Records
━━━━━━━━

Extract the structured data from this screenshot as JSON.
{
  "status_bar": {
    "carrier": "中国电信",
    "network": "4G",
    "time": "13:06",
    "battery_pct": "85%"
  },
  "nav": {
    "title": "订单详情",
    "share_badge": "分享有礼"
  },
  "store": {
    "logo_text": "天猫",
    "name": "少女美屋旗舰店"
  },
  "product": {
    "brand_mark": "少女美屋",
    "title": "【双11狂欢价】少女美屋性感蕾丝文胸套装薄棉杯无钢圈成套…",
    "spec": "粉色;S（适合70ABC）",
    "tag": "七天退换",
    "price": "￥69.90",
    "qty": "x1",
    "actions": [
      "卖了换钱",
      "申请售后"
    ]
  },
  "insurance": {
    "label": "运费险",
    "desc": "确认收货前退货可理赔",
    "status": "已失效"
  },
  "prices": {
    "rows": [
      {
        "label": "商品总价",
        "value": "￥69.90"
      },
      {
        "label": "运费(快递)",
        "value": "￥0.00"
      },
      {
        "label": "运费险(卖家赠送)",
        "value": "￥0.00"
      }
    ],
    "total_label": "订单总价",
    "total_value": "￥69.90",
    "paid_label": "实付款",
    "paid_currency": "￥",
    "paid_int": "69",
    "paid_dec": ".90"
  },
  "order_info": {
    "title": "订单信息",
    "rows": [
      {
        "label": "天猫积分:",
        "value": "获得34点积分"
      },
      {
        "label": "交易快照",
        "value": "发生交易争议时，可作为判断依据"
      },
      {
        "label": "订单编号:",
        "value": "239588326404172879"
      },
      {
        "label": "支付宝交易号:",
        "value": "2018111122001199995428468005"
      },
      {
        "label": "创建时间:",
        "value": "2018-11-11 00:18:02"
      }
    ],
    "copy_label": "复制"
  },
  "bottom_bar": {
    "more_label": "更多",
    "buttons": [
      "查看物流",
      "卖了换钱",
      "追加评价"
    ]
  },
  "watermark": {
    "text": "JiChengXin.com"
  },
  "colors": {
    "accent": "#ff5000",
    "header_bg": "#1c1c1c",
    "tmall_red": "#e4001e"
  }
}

━━━━━━━━

## STATED GOAL
From the records above, extract each line exactly as shown.

## TASK RESPONSE
Extract the structured data from this screenshot as JSON.
{
  "status_bar": {
    "carrier": "中国电信",
    "network": "4G",
    "time": "13:06",
    "battery_pct": "85%"
  },
  "nav": {
    "title": "订单详情",
    "share_badge": "分享有礼"
  },
  "store": {
    "logo_text": "天猫",
    "name": "少女美屋旗舰店"
  },
  "product": {
    "brand_mark": "少女美屋",
    "title": "【双11狂欢价】少女美屋性感蕾丝文胸套装薄棉杯无钢圈成套…",
    "spec": "粉色;S（适合70ABC）",
    "tag": "七天退换",
    "price": "￥69.90",
    "qty": "x1",
    "actions": [
      "卖了换钱",
      "申请售后"
    ]
  },
  "insurance": {
    "label": "运费险",
    "desc": "确认收货前退货可理赔",
    "status": "已失效"
  },
  "prices": {
    "rows": [
      {
        "label": "商品总价",
        "value": "￥69.90"
      },
      {
        "label": "运费(快递)",
        "value": "￥0.00"
      },
      {
        "label": "运费险(卖家赠送)",
        "value": "￥0.00"
      }
    ],
    "total_label": "订单总价",
    "total_value": "￥69.90",
    "paid_label": "实付款",
    "paid_currency": "￥",
    "paid_int": "69",
    "paid_dec": ".90"
  },
  "order_info": {
    "title": "订单信息",
    "rows": [
      {
        "label": "天猫积分:",
        "value": "获得34点积分"
      },
      {
        "label": "交易快照",
        "value": "发生交易争议时，可作为判断依据"
      },
      {
        "label": "订单编号:",
        "value": "239588326404172879"
      },
      {
        "label": "支付宝交易号:",
        "value": "2018111122001199995428468005"
      },
      {
        "label": "创建时间:",
        "value": "2018-11-11 00:18:02"
      }
    ],
    "copy_label": "复制"
  },
  "bottom_bar": {
    "more_label": "更多",
    "buttons": [
      "查看物流",
      "卖了换钱",
      "追加评价"
    ]
  },
  "watermark": {
    "text": "JiChengXin.com"
  },
  "colors": {
    "accent": "#ff5000",
    "header_bg": "#1c1c1c",
    "tmall_red": "#e4001e"
  }
}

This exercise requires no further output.